_Objective_
Search the listing below for the word "JSON" and copy each line that holds it.
=== Items ===
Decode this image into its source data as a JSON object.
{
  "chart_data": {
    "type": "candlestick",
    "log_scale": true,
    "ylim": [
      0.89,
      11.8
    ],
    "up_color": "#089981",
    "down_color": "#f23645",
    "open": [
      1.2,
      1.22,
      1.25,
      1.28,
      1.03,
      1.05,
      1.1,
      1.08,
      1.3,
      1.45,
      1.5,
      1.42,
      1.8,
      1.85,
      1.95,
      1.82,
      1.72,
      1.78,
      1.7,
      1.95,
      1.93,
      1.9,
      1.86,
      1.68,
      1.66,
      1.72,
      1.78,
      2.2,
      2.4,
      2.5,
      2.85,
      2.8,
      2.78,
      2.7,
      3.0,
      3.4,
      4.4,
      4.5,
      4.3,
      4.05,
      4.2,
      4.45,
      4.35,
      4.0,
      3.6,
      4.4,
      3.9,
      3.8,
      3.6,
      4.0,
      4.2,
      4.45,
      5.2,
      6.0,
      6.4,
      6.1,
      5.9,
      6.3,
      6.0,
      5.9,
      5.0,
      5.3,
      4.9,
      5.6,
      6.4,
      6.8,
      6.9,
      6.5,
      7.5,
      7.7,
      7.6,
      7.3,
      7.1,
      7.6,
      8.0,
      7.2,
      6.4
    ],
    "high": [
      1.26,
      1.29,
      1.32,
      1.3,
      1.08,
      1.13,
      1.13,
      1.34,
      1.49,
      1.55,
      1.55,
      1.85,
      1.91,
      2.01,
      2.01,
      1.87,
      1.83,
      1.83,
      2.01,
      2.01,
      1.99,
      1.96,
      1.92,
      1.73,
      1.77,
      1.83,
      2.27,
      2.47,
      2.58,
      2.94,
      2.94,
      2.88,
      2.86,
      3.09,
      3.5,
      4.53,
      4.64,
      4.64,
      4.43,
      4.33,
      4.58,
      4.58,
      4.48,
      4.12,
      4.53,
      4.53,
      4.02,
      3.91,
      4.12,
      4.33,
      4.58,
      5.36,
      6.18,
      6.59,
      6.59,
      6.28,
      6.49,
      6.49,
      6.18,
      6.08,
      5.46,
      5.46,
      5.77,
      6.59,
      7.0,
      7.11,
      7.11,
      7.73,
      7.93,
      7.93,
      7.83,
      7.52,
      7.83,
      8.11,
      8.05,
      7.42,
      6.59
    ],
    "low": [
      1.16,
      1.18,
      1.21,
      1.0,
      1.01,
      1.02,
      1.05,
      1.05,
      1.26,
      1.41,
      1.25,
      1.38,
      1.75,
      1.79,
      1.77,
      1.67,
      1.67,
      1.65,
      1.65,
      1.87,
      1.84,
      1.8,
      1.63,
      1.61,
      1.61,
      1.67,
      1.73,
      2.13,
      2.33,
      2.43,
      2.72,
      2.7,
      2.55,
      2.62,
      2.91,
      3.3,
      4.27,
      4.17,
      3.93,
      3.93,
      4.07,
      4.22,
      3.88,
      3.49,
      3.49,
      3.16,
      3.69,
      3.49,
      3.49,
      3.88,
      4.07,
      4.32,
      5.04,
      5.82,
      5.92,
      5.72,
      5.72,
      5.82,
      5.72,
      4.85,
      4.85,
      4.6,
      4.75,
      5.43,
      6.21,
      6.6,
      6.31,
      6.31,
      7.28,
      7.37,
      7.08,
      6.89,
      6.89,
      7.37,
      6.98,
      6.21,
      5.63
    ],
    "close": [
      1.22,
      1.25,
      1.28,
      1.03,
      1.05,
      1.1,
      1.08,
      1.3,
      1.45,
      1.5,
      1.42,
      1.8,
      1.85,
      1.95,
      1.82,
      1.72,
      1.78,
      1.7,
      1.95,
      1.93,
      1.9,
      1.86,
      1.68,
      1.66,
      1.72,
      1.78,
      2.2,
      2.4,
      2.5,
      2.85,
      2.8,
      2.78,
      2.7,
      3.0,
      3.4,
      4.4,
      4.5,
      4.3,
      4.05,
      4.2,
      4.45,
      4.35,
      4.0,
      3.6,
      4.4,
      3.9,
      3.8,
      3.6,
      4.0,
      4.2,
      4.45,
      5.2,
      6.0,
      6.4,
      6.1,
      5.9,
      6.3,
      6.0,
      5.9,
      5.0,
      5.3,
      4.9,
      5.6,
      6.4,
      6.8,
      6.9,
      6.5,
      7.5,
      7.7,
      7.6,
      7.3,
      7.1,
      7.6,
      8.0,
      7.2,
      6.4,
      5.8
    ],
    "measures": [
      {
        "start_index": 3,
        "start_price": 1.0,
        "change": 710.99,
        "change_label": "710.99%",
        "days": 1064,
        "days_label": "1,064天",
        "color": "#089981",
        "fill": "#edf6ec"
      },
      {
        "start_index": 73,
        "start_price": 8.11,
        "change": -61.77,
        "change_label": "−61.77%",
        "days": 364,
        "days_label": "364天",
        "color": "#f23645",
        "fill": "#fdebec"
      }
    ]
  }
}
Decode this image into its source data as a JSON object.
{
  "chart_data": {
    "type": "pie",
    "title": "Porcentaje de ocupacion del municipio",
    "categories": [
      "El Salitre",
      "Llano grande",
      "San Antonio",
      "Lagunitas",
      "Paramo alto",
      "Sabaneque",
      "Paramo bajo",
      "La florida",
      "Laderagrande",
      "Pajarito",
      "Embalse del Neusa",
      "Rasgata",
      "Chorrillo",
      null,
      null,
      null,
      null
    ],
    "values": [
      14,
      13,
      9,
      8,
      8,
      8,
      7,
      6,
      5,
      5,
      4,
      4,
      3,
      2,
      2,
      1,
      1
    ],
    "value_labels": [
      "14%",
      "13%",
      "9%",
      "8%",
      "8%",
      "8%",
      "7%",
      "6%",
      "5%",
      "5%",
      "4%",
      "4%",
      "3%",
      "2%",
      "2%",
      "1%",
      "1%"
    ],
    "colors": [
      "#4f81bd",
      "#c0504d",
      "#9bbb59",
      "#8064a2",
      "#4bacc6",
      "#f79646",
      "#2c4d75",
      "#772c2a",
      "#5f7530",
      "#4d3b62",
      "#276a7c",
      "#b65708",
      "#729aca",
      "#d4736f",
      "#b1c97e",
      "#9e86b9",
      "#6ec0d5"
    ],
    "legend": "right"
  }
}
===
=== Items ===
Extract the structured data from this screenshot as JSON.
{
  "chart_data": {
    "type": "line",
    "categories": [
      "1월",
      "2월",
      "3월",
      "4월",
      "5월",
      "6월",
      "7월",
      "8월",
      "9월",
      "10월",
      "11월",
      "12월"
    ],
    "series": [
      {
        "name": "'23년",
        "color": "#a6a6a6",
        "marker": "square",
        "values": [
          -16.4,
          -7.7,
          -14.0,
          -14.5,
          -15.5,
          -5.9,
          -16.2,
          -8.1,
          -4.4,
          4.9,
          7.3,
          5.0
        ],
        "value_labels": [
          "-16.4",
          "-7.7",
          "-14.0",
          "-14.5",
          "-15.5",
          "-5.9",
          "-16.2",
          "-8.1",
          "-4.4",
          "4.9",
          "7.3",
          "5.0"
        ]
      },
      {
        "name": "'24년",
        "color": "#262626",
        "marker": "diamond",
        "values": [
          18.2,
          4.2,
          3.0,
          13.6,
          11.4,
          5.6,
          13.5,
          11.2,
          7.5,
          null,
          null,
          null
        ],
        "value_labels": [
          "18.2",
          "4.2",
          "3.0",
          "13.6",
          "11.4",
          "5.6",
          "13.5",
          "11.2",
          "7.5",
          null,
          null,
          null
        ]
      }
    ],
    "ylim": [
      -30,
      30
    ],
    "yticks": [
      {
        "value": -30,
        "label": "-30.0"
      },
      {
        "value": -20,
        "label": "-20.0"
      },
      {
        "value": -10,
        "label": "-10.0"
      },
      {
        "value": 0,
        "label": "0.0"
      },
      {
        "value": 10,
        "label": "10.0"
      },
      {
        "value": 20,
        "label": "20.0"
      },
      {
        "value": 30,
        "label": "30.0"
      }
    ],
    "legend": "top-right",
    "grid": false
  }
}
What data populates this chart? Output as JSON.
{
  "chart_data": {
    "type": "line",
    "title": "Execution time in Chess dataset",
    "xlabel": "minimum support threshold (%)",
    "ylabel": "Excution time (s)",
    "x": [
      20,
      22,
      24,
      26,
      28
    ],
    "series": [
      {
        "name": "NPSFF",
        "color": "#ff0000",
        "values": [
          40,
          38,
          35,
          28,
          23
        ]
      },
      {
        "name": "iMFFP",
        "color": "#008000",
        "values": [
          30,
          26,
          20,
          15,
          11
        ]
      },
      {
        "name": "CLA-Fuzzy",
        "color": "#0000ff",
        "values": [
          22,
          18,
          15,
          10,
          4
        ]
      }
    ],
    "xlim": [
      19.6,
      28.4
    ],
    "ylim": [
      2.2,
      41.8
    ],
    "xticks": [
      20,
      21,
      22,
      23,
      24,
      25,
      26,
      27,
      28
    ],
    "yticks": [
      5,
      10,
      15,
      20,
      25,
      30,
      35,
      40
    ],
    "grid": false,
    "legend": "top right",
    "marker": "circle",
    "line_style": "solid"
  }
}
===
_Result of this task_
Decode this image into its source data as a JSON object.
Decode this image into its source data as a JSON object.
Extract the structured data from this screenshot as JSON.
What data populates this chart? Output as JSON.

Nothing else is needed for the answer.